━━ 阅读短文 ━━
那么关于酒的起源之上天造酒说、猿猴造酒说、仪狄造酒说和杜康造酒说,及至商纣王“以酒为池,悬肉为林”“为长夜之饮”,相信也都是真的了。

回到“饮”字,今日之所见,为后来小篆、隶书的演变,其偏旁由“酉”改为“食”,大概是说饮酒与进餐有关,同时在我们实际的生活中,日常所“饮”不可能全是酒,还有别的液体,比如水、茶、汤、汁等等,大多为食品类或与食品有关,与酒相比,不仅是质量之变,也有数量的不同,就连容器也大不一样,因此常常就不是“饮”,而是“喝”了。饮与喝,作为动词,二者的大致情状、姿势、目的差不多,也经常混用,但在意义“包裹”上就有很大区别了。饮者——我们说饮酒,显然是优雅的,有品位的;遵循一种序列和礼仪;文明、规则、上流、华贵、庄重,有一种氛围营造;器皿精美,莱品精致,细声慢语,细酌慢饮,文质彬彬,阳春白雪,有一点作。而喝,尤其喝酒,单从感觉上,就那般恢弘、粗放、旷达,有气吞山河的架势和动作,也有英雄单刀赴会的惊心动魄;主位自然让与老大,众喝家列于两旁,无需细看,已形成对垒之势;酒过三巡,互为礼让;接着便用尊敬为诱饵,友情做挡箭牌,用身体拼杀,用肠胃迎敌,及至不宣而战,迅速进入战争的白热化;言语放浪,举止不羁,一人倒下了,另一人站起来,只殺得天昏地暗,横尸遍野。酒哪里还是社交与友情的媒介、身份与品格的象征,而是燃点、引子、借口、武器,一帮匪徒、酒狂,生生把个供人饮用品享并佐以审美愉悦的荟萃了人类智慧和自然精华的珍奇佳醌世间美物,完全给糟蹋了。没成色的,忍不住,就现场“直播”了。那些呕吐物,是他们留下羞惭的遗言,因为之后,他们就将无地自容,当场倒下。看着他们倒下,有战胜的快乐。
━━━
根据这篇关于饮与喝的短文,分行回答:
(a) 短文提到关于酒的起源有哪几种说法?
(b) 经小篆、隶书演变后,“饮”字的偏旁由什么改为什么?
(c) 除酒之外,日常所“饮”的液体有哪些例子?
请只依据短文作答。
━━ 原始数据 ━━
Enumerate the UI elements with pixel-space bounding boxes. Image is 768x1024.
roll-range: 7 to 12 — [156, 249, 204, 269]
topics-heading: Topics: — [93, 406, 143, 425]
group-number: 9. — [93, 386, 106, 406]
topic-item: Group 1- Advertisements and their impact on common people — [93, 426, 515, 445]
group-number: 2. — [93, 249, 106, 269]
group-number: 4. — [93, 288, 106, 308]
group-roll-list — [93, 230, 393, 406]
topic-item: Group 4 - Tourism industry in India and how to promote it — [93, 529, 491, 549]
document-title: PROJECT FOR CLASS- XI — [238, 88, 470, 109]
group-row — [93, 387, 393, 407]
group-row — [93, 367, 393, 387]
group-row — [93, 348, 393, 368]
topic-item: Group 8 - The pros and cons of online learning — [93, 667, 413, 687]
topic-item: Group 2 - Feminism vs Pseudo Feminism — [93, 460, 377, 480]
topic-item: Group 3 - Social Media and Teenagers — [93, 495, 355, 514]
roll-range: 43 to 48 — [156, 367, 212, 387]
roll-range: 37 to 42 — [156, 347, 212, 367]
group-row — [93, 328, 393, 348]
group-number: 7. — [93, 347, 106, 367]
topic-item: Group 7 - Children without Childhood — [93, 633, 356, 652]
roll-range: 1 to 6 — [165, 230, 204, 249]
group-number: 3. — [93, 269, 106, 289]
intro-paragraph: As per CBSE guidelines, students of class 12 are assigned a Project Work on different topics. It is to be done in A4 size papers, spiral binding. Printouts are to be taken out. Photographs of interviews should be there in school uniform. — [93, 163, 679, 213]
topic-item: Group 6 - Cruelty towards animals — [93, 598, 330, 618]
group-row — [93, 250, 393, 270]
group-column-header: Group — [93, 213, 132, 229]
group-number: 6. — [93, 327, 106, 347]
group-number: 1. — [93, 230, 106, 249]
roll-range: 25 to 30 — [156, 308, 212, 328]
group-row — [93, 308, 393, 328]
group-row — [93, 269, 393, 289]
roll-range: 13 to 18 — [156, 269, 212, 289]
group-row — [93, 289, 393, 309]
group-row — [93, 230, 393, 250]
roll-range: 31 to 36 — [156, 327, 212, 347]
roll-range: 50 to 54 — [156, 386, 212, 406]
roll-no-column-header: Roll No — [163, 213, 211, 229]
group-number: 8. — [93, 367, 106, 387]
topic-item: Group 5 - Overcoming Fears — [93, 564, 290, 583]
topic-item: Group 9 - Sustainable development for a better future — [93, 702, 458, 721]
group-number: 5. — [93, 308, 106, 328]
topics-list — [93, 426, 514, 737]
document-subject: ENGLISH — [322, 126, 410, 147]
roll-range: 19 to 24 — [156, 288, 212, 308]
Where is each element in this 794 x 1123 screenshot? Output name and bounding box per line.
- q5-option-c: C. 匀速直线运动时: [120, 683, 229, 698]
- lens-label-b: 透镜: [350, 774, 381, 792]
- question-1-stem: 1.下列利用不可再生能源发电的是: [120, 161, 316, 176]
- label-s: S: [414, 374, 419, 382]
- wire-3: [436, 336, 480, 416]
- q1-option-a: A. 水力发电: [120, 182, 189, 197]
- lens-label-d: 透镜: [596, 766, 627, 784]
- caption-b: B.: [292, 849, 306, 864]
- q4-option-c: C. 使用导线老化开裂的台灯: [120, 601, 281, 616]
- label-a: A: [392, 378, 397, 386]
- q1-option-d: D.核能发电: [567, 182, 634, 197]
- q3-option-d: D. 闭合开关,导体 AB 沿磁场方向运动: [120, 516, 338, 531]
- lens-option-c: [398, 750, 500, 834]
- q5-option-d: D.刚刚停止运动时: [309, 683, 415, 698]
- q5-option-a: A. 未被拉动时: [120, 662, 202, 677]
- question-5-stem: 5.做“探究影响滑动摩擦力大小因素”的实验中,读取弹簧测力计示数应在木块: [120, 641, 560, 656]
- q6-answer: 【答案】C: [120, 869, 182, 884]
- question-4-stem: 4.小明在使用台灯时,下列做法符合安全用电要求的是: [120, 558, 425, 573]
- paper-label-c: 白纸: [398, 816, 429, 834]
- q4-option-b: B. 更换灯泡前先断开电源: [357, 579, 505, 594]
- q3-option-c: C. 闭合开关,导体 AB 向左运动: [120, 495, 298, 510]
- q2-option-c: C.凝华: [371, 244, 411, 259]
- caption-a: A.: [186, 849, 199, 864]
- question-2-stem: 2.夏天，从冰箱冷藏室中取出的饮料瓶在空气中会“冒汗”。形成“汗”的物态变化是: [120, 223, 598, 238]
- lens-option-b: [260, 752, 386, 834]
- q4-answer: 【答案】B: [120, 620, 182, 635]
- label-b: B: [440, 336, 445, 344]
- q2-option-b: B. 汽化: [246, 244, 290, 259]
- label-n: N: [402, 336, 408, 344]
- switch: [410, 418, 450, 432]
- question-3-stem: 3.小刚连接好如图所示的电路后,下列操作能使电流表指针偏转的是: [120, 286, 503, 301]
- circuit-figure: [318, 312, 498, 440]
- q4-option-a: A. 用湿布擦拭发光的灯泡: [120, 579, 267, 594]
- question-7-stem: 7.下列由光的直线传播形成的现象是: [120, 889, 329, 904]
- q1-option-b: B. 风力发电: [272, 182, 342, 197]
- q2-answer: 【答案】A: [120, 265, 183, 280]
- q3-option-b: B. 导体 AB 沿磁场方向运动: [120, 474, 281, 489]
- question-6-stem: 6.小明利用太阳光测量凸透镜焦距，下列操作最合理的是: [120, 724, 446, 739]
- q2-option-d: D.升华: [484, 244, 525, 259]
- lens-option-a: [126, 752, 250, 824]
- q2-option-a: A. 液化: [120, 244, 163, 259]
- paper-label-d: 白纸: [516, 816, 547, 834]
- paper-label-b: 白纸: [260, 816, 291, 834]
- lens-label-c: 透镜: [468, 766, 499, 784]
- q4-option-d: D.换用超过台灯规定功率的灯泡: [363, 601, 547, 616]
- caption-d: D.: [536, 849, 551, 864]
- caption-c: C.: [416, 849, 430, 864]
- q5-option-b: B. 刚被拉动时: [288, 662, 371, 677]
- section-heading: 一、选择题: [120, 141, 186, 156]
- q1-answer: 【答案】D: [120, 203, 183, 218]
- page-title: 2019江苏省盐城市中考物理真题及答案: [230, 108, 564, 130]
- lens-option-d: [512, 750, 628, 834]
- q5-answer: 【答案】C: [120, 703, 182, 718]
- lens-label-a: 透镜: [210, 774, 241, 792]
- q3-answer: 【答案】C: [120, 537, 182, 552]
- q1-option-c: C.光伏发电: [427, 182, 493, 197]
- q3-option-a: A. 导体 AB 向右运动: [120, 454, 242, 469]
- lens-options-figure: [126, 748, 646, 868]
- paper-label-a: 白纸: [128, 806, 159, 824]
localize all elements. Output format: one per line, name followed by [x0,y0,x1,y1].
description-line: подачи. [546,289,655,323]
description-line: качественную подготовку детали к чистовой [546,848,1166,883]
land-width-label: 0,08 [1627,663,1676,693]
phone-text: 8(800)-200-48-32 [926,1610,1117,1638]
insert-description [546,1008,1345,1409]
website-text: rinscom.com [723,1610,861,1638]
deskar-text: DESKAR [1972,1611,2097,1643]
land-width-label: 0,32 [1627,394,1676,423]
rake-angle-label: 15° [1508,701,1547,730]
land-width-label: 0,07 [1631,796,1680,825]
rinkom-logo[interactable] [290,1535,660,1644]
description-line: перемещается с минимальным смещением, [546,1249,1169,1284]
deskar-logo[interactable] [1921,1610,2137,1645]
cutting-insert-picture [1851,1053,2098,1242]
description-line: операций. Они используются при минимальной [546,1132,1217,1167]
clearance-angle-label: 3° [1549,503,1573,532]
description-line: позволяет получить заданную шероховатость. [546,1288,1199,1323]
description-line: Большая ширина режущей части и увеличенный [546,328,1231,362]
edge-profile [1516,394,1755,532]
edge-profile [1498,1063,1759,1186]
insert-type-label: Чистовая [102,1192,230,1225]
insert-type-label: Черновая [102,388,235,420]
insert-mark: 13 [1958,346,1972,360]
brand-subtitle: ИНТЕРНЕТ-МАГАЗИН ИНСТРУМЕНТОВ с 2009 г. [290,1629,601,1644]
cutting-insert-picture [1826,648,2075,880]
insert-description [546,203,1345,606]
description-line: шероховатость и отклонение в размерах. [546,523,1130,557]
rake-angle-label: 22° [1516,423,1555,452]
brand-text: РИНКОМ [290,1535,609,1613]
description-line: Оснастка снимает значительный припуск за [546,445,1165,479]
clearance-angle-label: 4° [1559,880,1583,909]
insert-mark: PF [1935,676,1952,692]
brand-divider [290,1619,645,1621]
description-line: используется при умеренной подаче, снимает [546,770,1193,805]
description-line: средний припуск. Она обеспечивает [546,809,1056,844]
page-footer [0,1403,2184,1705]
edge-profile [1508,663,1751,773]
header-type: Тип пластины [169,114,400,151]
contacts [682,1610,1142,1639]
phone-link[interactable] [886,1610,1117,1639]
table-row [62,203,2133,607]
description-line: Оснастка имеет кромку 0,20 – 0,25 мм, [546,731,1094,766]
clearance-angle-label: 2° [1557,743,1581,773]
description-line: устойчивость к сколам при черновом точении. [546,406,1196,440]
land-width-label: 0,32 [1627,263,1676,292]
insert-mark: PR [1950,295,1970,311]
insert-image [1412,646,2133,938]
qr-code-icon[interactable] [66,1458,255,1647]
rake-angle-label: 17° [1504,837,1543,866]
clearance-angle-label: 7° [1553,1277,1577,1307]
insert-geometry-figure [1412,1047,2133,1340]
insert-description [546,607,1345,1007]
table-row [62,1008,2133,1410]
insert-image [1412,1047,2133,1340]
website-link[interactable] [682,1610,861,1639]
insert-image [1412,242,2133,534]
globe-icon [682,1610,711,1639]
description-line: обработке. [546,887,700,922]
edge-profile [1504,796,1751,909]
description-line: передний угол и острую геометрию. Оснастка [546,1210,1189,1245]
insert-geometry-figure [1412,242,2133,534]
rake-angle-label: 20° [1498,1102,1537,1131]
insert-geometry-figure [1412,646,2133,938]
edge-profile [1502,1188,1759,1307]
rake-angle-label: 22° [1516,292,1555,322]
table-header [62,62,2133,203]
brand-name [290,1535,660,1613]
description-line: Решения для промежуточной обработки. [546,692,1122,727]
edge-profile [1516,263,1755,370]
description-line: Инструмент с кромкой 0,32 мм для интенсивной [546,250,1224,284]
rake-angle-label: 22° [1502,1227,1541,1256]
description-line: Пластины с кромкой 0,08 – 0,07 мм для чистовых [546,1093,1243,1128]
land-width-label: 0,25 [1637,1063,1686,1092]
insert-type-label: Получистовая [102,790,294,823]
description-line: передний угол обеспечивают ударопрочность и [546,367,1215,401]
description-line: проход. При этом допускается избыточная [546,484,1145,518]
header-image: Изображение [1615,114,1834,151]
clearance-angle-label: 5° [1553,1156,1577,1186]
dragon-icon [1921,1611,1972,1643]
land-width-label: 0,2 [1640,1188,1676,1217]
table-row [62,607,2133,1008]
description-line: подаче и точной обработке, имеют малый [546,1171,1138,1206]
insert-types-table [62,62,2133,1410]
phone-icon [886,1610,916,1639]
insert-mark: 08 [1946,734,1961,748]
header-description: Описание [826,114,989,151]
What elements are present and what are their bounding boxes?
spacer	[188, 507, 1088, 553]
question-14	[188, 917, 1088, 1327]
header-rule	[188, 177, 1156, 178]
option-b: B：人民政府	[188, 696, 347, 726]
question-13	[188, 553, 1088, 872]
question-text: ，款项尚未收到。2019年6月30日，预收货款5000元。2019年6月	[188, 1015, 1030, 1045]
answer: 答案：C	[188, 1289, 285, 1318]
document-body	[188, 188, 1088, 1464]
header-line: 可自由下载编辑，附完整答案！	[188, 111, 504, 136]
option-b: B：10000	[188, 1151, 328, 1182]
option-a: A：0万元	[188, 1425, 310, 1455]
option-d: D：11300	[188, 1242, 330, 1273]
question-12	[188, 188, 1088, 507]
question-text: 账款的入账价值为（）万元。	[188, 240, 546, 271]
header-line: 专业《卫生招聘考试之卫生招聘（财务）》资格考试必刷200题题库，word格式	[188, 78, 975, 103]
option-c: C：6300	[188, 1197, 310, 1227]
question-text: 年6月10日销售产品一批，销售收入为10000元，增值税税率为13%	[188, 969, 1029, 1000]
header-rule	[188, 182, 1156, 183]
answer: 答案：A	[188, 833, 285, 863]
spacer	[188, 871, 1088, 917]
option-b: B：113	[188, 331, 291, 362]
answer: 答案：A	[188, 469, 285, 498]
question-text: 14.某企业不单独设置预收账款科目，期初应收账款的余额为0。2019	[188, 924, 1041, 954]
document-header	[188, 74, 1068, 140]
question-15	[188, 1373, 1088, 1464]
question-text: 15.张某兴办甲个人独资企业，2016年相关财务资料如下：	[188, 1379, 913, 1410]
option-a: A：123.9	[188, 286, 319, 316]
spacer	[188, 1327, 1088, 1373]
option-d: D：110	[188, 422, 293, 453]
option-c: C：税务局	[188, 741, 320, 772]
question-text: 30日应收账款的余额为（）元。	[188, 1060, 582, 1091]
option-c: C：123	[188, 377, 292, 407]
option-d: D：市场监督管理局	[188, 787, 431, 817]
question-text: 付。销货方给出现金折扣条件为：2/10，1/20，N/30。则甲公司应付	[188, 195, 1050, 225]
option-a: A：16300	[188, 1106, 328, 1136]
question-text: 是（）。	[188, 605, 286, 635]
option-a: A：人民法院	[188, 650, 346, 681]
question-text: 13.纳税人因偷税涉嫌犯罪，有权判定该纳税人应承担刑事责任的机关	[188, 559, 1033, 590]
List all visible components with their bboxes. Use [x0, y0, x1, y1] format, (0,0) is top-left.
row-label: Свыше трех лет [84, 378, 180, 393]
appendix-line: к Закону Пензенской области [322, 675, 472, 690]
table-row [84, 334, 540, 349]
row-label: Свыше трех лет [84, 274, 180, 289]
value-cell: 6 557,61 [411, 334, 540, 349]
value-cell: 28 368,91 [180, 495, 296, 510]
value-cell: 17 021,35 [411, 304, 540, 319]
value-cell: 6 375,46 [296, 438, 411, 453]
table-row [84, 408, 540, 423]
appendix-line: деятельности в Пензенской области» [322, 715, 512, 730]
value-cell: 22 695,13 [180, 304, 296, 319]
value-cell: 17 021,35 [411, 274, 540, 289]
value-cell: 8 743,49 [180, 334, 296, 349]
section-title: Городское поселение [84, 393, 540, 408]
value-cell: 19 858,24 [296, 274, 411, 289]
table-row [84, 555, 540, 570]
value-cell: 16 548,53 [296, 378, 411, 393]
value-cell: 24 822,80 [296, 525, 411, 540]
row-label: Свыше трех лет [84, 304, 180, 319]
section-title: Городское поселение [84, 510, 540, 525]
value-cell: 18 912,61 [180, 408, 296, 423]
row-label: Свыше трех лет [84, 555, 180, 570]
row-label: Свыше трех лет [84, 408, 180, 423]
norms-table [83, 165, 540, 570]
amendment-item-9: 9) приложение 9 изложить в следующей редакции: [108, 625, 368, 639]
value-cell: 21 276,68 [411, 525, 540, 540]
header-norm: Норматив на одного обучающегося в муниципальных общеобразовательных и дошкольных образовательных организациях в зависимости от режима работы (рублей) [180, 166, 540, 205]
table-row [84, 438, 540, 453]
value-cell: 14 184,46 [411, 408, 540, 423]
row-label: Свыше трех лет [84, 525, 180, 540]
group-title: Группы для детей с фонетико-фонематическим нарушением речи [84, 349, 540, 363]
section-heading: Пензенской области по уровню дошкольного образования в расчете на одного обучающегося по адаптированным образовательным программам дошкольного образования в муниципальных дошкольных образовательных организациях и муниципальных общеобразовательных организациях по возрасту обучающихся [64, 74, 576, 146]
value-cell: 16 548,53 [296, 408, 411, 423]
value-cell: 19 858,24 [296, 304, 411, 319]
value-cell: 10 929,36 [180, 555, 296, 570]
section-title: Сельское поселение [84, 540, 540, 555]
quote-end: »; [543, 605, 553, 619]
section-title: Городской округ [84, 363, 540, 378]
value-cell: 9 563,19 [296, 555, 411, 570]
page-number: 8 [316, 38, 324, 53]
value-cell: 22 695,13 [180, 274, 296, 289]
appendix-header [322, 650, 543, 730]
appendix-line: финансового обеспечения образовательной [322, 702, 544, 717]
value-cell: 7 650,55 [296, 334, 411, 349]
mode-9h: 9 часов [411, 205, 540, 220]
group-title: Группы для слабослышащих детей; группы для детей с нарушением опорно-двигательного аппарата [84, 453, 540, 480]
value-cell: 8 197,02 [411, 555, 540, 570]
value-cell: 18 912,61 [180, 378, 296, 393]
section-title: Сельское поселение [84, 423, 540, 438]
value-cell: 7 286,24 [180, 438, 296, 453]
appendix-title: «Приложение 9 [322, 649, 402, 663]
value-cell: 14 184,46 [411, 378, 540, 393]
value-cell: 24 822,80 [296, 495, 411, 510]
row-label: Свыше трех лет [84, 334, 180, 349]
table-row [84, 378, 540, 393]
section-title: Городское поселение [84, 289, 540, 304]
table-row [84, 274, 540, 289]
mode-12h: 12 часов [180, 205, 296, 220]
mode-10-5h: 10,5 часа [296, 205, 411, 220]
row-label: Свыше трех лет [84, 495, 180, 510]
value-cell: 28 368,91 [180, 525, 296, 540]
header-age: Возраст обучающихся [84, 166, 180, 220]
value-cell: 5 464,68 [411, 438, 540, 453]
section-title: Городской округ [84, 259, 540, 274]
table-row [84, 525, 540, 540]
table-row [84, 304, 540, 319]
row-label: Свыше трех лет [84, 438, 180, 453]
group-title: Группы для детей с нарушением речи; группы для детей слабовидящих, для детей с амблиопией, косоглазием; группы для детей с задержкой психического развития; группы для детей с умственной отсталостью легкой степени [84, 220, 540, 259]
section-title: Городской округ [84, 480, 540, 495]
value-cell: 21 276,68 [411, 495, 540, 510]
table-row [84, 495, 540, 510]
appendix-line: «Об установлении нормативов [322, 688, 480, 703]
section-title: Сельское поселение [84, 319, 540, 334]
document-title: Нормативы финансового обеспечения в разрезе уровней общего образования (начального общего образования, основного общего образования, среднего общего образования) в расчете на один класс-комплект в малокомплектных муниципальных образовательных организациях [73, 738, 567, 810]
━━━
练习作答 =>
(a) 上天造酒说、猿猴造酒说、仪狄造酒说和杜康造酒说。
(b) 由“酉”改为“食”。
(c) 水、茶、汤、汁等。